Listing:
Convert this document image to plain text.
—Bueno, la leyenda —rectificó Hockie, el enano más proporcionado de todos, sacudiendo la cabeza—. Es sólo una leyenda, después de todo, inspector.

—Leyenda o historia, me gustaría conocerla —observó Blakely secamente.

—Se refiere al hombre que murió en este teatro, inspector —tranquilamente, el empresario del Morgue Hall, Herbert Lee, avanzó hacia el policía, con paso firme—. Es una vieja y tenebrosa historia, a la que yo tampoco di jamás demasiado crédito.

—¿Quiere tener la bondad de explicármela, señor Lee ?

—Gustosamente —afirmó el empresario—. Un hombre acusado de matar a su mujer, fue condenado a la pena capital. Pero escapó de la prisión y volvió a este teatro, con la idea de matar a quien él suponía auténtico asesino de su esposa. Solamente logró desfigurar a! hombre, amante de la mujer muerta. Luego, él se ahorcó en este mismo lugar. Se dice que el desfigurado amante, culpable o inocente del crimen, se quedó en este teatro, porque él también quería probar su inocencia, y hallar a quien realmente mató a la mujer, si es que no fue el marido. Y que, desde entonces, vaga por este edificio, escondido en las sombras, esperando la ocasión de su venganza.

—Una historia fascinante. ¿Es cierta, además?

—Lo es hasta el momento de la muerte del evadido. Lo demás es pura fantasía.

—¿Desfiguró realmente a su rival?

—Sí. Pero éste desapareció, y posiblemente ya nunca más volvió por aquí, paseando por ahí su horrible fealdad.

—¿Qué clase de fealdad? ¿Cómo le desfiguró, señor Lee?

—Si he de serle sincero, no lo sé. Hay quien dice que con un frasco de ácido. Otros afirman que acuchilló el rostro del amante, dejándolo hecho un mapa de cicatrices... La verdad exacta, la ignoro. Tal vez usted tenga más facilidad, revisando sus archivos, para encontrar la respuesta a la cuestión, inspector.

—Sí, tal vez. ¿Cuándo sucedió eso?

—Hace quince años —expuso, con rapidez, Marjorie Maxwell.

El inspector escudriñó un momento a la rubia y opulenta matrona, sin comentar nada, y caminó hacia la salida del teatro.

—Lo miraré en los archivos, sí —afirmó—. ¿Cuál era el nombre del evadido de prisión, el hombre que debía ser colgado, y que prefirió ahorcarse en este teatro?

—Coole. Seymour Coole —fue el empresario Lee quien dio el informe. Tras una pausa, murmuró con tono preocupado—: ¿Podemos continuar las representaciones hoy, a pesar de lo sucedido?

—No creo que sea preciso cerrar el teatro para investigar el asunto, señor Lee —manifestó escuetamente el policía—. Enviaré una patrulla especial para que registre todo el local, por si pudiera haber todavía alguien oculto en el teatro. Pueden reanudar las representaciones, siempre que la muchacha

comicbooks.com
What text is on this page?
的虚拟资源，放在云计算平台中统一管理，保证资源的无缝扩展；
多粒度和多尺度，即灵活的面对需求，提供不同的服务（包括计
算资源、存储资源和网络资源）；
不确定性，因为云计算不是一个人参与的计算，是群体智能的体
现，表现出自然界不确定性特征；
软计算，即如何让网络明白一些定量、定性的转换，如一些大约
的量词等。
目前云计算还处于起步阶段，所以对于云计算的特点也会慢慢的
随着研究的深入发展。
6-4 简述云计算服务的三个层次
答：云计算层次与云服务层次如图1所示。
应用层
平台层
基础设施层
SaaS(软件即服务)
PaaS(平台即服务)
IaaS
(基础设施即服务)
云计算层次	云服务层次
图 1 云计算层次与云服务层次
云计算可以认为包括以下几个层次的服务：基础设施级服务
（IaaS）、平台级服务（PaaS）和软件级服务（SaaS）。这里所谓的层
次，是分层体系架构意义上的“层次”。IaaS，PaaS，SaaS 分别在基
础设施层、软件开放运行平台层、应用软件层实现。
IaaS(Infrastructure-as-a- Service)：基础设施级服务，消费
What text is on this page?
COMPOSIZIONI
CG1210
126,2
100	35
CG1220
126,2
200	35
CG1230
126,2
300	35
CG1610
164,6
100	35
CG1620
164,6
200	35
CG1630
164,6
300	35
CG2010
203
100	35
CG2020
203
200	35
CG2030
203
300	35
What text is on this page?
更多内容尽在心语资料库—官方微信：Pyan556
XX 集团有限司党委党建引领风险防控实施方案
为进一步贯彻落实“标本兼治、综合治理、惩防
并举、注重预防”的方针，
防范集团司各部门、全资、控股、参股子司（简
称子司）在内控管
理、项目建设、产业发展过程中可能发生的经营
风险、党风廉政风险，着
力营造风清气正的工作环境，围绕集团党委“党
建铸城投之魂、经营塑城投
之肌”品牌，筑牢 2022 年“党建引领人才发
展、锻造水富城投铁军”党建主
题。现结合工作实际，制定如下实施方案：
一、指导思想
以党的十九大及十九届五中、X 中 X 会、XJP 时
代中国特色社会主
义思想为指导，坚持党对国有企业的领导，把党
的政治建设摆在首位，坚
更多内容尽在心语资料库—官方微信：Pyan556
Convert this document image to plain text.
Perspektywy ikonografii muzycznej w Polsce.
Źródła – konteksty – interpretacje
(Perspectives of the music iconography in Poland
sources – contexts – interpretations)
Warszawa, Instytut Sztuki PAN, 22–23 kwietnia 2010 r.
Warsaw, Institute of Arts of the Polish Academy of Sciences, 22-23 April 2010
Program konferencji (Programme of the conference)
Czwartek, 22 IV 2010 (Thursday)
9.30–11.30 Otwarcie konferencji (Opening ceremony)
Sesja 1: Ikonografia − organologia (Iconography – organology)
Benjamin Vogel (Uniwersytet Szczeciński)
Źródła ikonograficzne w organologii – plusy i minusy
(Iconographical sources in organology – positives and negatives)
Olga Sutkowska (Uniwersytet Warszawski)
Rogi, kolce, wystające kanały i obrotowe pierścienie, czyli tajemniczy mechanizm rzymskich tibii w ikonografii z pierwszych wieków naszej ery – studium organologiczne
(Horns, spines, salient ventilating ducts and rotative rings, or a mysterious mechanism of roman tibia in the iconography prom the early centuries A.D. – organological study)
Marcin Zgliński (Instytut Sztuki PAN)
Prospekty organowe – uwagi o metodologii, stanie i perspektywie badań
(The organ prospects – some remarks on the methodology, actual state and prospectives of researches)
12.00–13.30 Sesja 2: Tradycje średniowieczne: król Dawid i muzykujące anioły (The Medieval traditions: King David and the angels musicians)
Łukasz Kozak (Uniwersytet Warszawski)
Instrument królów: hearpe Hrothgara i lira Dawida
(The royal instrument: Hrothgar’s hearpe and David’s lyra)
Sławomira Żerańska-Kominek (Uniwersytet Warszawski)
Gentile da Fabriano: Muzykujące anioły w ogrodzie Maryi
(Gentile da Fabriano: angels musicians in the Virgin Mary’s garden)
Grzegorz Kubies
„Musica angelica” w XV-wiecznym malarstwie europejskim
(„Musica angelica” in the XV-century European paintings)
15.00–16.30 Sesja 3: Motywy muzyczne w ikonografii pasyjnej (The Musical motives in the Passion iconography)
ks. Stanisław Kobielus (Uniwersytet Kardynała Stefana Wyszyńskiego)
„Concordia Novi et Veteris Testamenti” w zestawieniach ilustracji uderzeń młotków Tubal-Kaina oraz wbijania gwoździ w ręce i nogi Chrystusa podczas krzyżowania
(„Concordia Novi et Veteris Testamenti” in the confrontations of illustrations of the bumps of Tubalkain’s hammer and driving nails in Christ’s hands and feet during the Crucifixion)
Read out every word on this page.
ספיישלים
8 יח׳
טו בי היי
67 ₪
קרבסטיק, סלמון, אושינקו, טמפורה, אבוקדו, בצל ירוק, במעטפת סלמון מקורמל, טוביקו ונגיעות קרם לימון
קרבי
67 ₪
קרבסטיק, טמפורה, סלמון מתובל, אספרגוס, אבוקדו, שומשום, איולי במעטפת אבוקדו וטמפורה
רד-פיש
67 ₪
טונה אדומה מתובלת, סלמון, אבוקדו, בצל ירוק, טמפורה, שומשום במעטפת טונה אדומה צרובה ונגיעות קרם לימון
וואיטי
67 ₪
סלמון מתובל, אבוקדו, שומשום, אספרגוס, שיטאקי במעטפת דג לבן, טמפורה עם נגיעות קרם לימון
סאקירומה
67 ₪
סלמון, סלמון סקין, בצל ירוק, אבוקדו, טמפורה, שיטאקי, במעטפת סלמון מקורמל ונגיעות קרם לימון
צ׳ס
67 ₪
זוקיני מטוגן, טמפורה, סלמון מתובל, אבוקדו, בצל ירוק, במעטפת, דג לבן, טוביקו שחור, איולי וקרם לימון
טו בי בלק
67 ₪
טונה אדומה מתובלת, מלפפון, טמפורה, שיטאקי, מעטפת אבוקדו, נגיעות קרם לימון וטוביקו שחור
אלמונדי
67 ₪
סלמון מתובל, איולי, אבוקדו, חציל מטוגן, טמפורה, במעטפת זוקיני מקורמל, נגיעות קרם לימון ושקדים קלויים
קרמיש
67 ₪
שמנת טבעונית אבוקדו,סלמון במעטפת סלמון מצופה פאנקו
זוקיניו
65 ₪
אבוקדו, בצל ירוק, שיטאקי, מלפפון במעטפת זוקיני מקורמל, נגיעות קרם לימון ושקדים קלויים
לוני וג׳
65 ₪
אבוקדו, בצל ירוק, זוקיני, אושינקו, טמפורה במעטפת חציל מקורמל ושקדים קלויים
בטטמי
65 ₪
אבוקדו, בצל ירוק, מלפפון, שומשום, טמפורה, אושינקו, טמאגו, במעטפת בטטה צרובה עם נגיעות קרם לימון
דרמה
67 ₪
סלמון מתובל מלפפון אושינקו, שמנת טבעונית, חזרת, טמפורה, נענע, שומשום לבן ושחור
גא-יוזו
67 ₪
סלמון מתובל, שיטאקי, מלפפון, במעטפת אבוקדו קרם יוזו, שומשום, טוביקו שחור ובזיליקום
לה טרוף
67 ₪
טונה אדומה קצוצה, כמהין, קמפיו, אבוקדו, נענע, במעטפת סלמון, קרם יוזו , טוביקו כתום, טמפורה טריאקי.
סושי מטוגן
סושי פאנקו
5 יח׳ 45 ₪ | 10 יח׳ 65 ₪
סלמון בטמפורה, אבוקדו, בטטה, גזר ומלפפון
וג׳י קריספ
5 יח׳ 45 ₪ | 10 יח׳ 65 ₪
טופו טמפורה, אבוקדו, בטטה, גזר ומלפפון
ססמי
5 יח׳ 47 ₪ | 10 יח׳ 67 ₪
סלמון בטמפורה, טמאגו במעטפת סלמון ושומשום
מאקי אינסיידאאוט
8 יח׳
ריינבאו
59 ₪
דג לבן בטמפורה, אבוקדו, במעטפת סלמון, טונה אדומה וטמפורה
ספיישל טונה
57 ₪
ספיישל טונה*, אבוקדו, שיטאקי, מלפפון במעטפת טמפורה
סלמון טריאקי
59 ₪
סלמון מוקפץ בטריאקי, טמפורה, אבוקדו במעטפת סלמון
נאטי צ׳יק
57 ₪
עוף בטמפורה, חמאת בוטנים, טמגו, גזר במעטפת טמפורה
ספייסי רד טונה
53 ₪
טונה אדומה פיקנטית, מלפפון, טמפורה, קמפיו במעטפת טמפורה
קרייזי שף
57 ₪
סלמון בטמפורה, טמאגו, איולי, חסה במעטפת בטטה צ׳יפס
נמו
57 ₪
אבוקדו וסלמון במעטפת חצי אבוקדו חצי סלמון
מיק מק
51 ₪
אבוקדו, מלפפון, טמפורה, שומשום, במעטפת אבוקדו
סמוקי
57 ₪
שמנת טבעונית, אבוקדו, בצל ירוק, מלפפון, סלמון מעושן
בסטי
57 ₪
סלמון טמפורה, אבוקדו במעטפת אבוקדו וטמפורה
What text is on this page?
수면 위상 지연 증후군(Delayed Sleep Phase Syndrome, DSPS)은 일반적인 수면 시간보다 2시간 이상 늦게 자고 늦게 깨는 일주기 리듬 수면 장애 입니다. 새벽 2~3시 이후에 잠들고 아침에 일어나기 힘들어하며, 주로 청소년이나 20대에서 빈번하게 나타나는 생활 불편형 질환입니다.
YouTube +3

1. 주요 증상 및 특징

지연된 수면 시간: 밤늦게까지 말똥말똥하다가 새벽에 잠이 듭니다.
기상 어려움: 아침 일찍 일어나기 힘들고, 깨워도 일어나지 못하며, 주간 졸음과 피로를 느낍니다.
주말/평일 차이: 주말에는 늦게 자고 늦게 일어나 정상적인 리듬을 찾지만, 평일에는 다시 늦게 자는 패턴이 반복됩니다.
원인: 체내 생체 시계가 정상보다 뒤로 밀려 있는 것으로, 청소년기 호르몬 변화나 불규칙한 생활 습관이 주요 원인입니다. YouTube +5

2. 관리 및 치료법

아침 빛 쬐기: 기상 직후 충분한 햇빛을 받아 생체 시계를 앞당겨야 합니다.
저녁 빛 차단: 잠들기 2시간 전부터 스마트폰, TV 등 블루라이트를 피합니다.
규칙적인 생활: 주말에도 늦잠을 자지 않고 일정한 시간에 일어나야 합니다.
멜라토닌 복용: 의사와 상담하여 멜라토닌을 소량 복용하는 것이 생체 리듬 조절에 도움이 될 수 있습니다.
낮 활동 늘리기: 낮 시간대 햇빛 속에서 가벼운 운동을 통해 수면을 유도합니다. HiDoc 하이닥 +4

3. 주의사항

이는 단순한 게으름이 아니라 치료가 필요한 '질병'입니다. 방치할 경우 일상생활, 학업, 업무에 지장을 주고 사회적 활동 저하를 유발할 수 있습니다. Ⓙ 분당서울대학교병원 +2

Work to complete:
Pull out every line of the records that includes the string "Novi".

Right answer:
„Concordia Novi et Veteris Testamenti” w zestawieniach ilustracji uderzeń młotków Tubal-Kaina oraz wbijania gwoździ w ręce i nogi Chrystusa podczas krzyżowania
(„Concordia Novi et Veteris Testamenti” in the confrontations of illustrations of the bumps of Tubalkain’s hammer and driving nails in Christ’s hands and feet during the Crucifixion)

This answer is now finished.